## [Written exercise]
Emit the entire listing verbatim.

• • • • •

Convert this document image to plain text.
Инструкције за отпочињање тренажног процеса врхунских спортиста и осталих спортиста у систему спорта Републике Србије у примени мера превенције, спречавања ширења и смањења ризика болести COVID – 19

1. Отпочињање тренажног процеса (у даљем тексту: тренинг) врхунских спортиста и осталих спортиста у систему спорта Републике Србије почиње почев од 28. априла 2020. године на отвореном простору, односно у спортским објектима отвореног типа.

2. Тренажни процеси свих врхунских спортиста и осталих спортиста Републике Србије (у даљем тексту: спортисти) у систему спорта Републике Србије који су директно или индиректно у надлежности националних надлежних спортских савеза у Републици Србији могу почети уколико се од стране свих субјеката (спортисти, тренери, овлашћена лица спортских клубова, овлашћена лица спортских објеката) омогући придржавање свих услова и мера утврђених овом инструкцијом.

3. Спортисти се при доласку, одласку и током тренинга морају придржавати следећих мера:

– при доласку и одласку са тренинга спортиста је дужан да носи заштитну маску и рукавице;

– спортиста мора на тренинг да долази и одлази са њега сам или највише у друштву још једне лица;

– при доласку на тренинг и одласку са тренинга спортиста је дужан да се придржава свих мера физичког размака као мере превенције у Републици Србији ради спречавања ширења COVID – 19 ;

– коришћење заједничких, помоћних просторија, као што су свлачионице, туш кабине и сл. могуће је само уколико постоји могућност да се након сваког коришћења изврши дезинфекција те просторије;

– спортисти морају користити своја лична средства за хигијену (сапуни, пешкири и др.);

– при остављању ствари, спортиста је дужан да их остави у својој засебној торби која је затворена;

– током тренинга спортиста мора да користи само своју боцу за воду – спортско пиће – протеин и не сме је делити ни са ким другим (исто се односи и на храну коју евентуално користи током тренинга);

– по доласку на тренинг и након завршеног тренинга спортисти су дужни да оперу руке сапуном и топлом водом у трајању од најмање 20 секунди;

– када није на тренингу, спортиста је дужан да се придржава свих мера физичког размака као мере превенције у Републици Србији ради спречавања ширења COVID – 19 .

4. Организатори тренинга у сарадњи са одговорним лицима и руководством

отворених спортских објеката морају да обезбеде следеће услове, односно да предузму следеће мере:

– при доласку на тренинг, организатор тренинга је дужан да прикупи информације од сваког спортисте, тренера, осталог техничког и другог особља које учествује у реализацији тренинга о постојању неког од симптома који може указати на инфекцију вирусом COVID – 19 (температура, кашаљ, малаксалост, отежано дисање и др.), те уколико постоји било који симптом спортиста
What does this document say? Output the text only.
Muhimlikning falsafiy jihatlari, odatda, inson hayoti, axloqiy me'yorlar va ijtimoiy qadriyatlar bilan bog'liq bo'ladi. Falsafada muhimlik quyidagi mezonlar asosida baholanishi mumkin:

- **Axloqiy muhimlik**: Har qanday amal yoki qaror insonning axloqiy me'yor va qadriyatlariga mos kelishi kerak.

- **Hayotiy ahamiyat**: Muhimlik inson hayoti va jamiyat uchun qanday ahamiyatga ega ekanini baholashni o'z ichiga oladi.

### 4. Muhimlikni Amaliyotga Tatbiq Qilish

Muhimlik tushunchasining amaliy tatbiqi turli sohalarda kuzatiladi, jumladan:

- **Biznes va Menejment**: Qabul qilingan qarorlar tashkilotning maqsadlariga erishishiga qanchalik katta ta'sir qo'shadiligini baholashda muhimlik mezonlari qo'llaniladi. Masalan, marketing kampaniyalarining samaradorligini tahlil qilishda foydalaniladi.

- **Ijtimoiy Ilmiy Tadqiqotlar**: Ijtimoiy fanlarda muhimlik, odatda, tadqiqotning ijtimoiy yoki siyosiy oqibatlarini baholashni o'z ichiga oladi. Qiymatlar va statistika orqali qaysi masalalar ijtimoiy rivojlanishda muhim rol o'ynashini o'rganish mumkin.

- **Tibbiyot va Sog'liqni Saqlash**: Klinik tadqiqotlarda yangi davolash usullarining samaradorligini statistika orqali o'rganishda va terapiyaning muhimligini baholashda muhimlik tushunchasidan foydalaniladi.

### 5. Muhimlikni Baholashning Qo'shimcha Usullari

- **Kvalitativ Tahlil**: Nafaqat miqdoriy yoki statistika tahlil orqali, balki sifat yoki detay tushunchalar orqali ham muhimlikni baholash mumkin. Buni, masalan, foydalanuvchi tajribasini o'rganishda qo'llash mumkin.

• • • • •

## [Solution to this exercise]
Convert this document image to plain text.
Инструкције за отпочињање тренажног процеса врхунских спортиста и осталих спортиста у систему спорта Републике Србије у примени мера превенције, спречавања ширења и смањења ризика болести COVID – 19

1. Отпочињање тренажног процеса (у даљем тексту: тренинг) врхунских спортиста и осталих спортиста у систему спорта Републике Србије почиње почев од 28. априла 2020. године на отвореном простору, односно у спортским објектима отвореног типа.

2. Тренажни процеси свих врхунских спортиста и осталих спортиста Републике Србије (у даљем тексту: спортисти) у систему спорта Републике Србије који су директно или индиректно у надлежности националних надлежних спортских савеза у Републици Србији могу почети уколико се од стране свих субјеката (спортисти, тренери, овлашћена лица спортских клубова, овлашћена лица спортских објеката) омогући придржавање свих услова и мера утврђених овом инструкцијом.

3. Спортисти се при доласку, одласку и током тренинга морају придржавати следећих мера:

– при доласку и одласку са тренинга спортиста је дужан да носи заштитну маску и рукавице;

– спортиста мора на тренинг да долази и одлази са њега сам или највише у друштву још једне лица;

– при доласку на тренинг и одласку са тренинга спортиста је дужан да се придржава свих мера физичког размака као мере превенције у Републици Србији ради спречавања ширења COVID – 19 ;

– коришћење заједничких, помоћних просторија, као што су свлачионице, туш кабине и сл. могуће је само уколико постоји могућност да се након сваког коришћења изврши дезинфекција те просторије;

– спортисти морају користити своја лична средства за хигијену (сапуни, пешкири и др.);

– при остављању ствари, спортиста је дужан да их остави у својој засебној торби која је затворена;

– током тренинга спортиста мора да користи само своју боцу за воду – спортско пиће – протеин и не сме је делити ни са ким другим (исто се односи и на храну коју евентуално користи током тренинга);

– по доласку на тренинг и након завршеног тренинга спортисти су дужни да оперу руке сапуном и топлом водом у трајању од најмање 20 секунди;

– када није на тренингу, спортиста је дужан да се придржава свих мера физичког размака као мере превенције у Републици Србији ради спречавања ширења COVID – 19 .

4. Организатори тренинга у сарадњи са одговорним лицима и руководством

отворених спортских објеката морају да обезбеде следеће услове, односно да предузму следеће мере:

– при доласку на тренинг, организатор тренинга је дужан да прикупи информације од сваког спортисте, тренера, осталог техничког и другог особља које учествује у реализацији тренинга о постојању неког од симптома који може указати на инфекцију вирусом COVID – 19 (температура, кашаљ, малаксалост, отежано дисање и др.), те уколико постоји било који симптом спортиста
What does this document say? Output the text only.
Muhimlikning falsafiy jihatlari, odatda, inson hayoti, axloqiy me'yorlar va ijtimoiy qadriyatlar bilan bog'liq bo'ladi. Falsafada muhimlik quyidagi mezonlar asosida baholanishi mumkin:

- **Axloqiy muhimlik**: Har qanday amal yoki qaror insonning axloqiy me'yor va qadriyatlariga mos kelishi kerak.

- **Hayotiy ahamiyat**: Muhimlik inson hayoti va jamiyat uchun qanday ahamiyatga ega ekanini baholashni o'z ichiga oladi.

### 4. Muhimlikni Amaliyotga Tatbiq Qilish

Muhimlik tushunchasining amaliy tatbiqi turli sohalarda kuzatiladi, jumladan:

- **Biznes va Menejment**: Qabul qilingan qarorlar tashkilotning maqsadlariga erishishiga qanchalik katta ta'sir qo'shadiligini baholashda muhimlik mezonlari qo'llaniladi. Masalan, marketing kampaniyalarining samaradorligini tahlil qilishda foydalaniladi.

- **Ijtimoiy Ilmiy Tadqiqotlar**: Ijtimoiy fanlarda muhimlik, odatda, tadqiqotning ijtimoiy yoki siyosiy oqibatlarini baholashni o'z ichiga oladi. Qiymatlar va statistika orqali qaysi masalalar ijtimoiy rivojlanishda muhim rol o'ynashini o'rganish mumkin.

- **Tibbiyot va Sog'liqni Saqlash**: Klinik tadqiqotlarda yangi davolash usullarining samaradorligini statistika orqali o'rganishda va terapiyaning muhimligini baholashda muhimlik tushunchasidan foydalaniladi.

### 5. Muhimlikni Baholashning Qo'shimcha Usullari

- **Kvalitativ Tahlil**: Nafaqat miqdoriy yoki statistika tahlil orqali, balki sifat yoki detay tushunchalar orqali ham muhimlikni baholash mumkin. Buni, masalan, foydalanuvchi tajribasini o'rganishda qo'llash mumkin.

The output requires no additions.